### BRIEF:
Give every line of the material again, exactly as written.

### GIVEN ENTRIES:
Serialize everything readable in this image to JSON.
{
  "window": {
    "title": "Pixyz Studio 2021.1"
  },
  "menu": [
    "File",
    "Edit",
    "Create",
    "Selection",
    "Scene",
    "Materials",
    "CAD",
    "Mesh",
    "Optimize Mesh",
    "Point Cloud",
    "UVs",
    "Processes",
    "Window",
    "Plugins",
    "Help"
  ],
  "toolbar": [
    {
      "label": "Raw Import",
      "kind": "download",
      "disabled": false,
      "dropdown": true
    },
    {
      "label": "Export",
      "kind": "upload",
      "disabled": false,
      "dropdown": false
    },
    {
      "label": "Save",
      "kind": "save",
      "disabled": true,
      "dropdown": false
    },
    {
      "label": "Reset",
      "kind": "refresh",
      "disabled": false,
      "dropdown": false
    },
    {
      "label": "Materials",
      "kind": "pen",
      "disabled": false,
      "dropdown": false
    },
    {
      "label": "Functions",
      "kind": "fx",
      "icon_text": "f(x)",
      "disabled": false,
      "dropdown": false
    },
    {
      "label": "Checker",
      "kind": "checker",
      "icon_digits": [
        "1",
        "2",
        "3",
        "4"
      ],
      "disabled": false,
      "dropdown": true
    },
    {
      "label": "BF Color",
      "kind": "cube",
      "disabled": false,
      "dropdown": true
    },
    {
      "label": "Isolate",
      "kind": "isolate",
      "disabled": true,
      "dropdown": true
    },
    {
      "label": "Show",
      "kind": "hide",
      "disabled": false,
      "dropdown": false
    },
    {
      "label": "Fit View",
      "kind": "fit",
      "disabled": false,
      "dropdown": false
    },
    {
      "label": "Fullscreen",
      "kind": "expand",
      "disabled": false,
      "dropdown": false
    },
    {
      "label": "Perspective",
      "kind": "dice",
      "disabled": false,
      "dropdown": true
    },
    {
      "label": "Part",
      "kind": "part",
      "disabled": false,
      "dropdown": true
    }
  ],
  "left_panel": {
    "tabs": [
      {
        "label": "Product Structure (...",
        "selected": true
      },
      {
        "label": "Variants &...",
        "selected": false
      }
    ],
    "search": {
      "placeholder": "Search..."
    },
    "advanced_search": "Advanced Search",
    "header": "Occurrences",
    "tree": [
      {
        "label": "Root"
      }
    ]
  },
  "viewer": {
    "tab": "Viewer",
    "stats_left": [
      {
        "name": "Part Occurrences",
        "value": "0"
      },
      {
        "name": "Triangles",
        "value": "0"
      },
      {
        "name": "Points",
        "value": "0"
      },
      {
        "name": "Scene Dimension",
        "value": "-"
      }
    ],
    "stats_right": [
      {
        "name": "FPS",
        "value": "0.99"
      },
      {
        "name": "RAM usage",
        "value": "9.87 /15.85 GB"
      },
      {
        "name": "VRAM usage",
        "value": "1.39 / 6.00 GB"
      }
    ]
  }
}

### TASK RESULT:
Serialize everything readable in this image to JSON.
{
  "window": {
    "title": "Pixyz Studio 2021.1"
  },
  "menu": [
    "File",
    "Edit",
    "Create",
    "Selection",
    "Scene",
    "Materials",
    "CAD",
    "Mesh",
    "Optimize Mesh",
    "Point Cloud",
    "UVs",
    "Processes",
    "Window",
    "Plugins",
    "Help"
  ],
  "toolbar": [
    {
      "label": "Raw Import",
      "kind": "download",
      "disabled": false,
      "dropdown": true
    },
    {
      "label": "Export",
      "kind": "upload",
      "disabled": false,
      "dropdown": false
    },
    {
      "label": "Save",
      "kind": "save",
      "disabled": true,
      "dropdown": false
    },
    {
      "label": "Reset",
      "kind": "refresh",
      "disabled": false,
      "dropdown": false
    },
    {
      "label": "Materials",
      "kind": "pen",
      "disabled": false,
      "dropdown": false
    },
    {
      "label": "Functions",
      "kind": "fx",
      "icon_text": "f(x)",
      "disabled": false,
      "dropdown": false
    },
    {
      "label": "Checker",
      "kind": "checker",
      "icon_digits": [
        "1",
        "2",
        "3",
        "4"
      ],
      "disabled": false,
      "dropdown": true
    },
    {
      "label": "BF Color",
      "kind": "cube",
      "disabled": false,
      "dropdown": true
    },
    {
      "label": "Isolate",
      "kind": "isolate",
      "disabled": true,
      "dropdown": true
    },
    {
      "label": "Show",
      "kind": "hide",
      "disabled": false,
      "dropdown": false
    },
    {
      "label": "Fit View",
      "kind": "fit",
      "disabled": false,
      "dropdown": false
    },
    {
      "label": "Fullscreen",
      "kind": "expand",
      "disabled": false,
      "dropdown": false
    },
    {
      "label": "Perspective",
      "kind": "dice",
      "disabled": false,
      "dropdown": true
    },
    {
      "label": "Part",
      "kind": "part",
      "disabled": false,
      "dropdown": true
    }
  ],
  "left_panel": {
    "tabs": [
      {
        "label": "Product Structure (...",
        "selected": true
      },
      {
        "label": "Variants &...",
        "selected": false
      }
    ],
    "search": {
      "placeholder": "Search..."
    },
    "advanced_search": "Advanced Search",
    "header": "Occurrences",
    "tree": [
      {
        "label": "Root"
      }
    ]
  },
  "viewer": {
    "tab": "Viewer",
    "stats_left": [
      {
        "name": "Part Occurrences",
        "value": "0"
      },
      {
        "name": "Triangles",
        "value": "0"
      },
      {
        "name": "Points",
        "value": "0"
      },
      {
        "name": "Scene Dimension",
        "value": "-"
      }
    ],
    "stats_right": [
      {
        "name": "FPS",
        "value": "0.99"
      },
      {
        "name": "RAM usage",
        "value": "9.87 /15.85 GB"
      },
      {
        "name": "VRAM usage",
        "value": "1.39 / 6.00 GB"
      }
    ]
  }
}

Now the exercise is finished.